How many lines of these entries hold the string "text"? Answer with the number alone.

○ ○ ○ ○ ○ ○ ○

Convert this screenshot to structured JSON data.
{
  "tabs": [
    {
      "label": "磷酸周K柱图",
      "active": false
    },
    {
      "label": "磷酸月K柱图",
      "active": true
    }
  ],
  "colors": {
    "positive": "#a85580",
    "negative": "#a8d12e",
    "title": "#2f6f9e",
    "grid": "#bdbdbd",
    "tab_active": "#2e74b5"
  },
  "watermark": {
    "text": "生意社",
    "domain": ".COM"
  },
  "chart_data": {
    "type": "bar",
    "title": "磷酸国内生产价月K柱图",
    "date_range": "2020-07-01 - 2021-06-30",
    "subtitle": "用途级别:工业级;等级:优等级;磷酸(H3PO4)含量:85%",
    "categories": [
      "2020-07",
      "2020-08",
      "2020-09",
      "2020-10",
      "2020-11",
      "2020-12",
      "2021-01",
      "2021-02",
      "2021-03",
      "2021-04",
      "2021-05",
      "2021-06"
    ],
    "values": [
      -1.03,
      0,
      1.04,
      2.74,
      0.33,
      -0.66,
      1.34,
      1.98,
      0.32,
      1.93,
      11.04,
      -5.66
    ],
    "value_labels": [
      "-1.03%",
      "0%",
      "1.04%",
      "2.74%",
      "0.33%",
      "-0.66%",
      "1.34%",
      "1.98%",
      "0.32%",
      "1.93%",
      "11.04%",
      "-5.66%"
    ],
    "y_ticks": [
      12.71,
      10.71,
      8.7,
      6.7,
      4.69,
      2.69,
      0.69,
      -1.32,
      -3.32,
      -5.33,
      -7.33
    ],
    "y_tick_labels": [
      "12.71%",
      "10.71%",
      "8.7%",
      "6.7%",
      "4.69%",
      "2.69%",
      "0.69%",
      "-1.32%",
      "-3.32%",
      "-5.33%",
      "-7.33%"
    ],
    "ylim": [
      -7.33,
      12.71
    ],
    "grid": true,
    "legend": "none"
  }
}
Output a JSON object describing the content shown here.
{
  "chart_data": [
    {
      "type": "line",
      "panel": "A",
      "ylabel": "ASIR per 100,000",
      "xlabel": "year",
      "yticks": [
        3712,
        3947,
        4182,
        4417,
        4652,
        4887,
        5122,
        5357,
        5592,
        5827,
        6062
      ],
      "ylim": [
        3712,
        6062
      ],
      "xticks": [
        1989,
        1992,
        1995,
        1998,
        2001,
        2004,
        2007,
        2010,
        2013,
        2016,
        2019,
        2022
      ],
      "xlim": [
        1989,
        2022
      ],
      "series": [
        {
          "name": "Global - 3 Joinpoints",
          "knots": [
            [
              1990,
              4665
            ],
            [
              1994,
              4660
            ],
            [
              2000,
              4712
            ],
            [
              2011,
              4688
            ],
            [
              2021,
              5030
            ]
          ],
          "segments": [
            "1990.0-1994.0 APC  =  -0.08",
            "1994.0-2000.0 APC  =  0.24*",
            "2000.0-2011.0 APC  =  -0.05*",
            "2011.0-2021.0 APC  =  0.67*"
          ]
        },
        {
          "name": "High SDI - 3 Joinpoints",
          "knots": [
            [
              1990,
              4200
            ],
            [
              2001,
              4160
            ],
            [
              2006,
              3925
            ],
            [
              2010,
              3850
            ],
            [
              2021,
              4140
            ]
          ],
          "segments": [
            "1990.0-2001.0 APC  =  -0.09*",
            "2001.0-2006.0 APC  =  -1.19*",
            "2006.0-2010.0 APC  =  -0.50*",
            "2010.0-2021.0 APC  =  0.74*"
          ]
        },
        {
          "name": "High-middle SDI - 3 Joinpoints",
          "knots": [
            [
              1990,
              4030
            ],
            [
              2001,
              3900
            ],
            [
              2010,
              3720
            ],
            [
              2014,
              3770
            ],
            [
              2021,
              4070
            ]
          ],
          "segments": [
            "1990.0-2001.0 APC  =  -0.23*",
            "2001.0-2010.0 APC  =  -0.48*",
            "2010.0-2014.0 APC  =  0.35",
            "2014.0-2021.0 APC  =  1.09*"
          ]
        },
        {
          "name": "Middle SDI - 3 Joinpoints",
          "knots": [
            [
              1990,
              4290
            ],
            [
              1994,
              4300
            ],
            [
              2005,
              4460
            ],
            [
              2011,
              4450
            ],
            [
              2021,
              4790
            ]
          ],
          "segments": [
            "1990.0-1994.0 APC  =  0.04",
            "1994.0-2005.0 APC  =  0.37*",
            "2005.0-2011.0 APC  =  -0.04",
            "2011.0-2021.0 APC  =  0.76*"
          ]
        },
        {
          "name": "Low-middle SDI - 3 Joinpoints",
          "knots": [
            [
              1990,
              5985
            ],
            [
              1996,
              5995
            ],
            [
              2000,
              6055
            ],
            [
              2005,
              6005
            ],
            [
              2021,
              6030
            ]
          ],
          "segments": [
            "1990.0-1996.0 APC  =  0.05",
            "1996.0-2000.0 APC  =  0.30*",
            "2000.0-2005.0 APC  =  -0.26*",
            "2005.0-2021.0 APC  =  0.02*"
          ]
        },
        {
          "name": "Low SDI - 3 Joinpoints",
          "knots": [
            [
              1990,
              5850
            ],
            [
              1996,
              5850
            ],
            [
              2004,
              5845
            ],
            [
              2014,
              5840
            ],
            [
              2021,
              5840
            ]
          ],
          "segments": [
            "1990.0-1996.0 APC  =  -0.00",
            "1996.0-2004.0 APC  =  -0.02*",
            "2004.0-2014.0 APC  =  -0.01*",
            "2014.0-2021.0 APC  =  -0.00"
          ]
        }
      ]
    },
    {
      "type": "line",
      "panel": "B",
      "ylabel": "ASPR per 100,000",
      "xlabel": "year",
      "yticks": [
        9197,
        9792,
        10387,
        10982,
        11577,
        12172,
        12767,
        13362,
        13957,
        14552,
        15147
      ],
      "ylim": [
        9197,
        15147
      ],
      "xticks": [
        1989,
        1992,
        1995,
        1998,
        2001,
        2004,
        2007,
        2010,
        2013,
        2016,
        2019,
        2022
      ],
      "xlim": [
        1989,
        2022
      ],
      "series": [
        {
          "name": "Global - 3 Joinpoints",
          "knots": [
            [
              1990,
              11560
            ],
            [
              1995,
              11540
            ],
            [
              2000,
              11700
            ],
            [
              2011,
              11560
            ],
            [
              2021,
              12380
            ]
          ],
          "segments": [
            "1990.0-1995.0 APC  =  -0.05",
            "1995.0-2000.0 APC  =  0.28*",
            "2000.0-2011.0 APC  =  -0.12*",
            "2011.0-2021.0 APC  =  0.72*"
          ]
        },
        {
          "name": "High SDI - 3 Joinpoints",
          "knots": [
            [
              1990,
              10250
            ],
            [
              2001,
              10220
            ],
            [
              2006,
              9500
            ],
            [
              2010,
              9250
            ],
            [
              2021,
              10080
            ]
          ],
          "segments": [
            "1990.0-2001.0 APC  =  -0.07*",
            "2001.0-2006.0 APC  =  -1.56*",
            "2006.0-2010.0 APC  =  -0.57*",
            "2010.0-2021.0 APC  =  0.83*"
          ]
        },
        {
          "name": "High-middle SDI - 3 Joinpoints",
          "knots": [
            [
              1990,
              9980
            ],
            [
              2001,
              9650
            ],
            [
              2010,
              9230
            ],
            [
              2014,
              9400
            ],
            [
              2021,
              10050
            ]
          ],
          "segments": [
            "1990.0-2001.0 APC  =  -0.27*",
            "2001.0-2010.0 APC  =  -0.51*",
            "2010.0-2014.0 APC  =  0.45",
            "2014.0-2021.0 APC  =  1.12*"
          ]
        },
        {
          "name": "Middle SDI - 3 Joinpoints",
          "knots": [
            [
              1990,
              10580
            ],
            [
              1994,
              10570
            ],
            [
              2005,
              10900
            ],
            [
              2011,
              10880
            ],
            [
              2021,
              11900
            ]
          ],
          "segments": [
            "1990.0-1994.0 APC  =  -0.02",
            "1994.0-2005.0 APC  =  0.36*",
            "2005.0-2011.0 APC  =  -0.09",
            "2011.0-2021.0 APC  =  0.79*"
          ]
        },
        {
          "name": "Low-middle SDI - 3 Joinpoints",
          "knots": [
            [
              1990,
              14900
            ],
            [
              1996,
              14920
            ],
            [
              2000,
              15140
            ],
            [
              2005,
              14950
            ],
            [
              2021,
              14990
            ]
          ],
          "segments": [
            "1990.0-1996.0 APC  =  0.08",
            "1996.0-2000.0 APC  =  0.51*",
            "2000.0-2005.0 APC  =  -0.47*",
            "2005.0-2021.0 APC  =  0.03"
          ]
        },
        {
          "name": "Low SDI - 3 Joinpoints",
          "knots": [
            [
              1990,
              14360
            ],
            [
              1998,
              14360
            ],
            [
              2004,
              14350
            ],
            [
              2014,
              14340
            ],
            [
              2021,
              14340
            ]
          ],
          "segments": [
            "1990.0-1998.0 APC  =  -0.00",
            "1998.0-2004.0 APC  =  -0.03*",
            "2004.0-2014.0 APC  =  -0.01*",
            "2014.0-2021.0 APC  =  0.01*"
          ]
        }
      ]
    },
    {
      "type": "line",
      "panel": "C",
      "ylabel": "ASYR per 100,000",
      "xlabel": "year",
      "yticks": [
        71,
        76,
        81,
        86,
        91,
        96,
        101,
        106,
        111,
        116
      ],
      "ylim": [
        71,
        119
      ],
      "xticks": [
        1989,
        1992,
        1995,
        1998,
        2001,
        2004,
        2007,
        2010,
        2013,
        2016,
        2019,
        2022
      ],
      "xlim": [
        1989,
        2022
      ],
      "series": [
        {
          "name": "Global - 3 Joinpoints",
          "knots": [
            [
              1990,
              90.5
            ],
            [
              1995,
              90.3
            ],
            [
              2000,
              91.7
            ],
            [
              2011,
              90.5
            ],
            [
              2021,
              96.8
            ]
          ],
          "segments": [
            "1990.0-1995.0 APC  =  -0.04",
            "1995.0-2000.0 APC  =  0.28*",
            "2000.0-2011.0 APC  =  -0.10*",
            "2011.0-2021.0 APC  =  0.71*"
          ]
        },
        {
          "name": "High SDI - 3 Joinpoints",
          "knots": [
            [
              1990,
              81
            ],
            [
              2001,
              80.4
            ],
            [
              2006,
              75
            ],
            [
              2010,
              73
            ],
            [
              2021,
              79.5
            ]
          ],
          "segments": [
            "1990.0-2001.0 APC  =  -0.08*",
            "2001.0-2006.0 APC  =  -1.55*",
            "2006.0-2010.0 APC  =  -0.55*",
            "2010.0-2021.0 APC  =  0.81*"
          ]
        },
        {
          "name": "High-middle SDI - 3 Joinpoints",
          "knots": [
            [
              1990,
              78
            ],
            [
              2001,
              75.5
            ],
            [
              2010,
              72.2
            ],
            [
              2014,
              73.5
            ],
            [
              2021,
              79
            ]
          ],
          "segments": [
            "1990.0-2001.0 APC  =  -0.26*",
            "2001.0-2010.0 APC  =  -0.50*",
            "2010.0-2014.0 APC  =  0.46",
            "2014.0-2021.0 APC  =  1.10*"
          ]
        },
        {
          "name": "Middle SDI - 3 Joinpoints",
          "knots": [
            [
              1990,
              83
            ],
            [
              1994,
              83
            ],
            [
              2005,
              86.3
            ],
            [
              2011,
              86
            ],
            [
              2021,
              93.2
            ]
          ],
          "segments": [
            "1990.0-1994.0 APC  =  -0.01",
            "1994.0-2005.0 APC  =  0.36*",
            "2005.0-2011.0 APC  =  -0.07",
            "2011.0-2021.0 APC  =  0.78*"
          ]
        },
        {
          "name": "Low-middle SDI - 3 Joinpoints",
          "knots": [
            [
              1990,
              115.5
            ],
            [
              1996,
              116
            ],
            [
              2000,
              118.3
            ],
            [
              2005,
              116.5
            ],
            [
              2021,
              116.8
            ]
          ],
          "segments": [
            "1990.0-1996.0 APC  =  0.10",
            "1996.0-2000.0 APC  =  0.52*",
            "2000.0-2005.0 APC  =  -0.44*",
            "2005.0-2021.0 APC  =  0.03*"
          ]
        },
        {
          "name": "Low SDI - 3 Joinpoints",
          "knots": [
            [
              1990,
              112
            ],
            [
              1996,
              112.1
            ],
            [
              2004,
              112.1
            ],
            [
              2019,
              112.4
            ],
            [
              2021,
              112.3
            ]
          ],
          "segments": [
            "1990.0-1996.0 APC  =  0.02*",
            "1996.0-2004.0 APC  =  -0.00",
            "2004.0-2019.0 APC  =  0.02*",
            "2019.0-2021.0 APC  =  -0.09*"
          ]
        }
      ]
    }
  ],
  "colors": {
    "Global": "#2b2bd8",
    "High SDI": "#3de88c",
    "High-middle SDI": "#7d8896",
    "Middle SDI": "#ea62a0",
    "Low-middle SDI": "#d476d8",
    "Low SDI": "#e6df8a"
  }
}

○ ○ ○ ○ ○ ○ ○

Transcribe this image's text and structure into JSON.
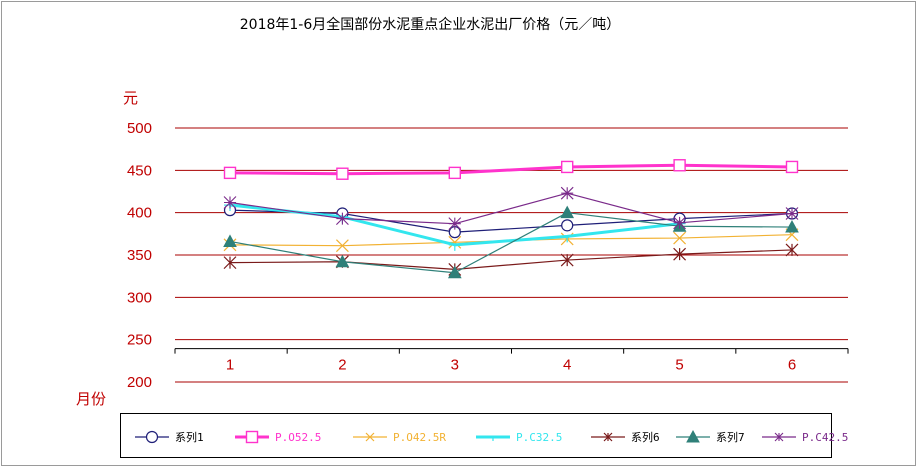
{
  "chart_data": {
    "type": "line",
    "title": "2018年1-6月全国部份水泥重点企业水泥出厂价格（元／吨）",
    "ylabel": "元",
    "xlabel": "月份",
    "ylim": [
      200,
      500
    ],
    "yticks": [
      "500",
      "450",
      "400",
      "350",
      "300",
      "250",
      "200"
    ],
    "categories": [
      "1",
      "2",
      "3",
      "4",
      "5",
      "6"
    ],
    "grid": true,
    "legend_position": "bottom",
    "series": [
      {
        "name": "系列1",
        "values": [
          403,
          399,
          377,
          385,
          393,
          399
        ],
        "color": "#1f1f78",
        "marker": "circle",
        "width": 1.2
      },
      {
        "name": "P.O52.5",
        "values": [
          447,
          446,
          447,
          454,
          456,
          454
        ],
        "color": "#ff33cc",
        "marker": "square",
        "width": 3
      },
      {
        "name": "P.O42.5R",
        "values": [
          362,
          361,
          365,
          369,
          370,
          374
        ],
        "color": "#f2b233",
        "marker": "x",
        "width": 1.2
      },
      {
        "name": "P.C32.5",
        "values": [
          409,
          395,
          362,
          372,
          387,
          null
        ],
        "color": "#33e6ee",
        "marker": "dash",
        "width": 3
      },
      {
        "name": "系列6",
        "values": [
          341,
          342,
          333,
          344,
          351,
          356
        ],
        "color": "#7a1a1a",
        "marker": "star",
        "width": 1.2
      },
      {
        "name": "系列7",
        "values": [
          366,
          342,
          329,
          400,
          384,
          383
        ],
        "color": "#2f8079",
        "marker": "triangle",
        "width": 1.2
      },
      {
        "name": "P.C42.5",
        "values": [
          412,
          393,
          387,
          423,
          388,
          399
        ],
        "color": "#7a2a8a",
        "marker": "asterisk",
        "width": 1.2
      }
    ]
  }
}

○ ○ ○ ○ ○ ○ ○

→ Output of the exercise
2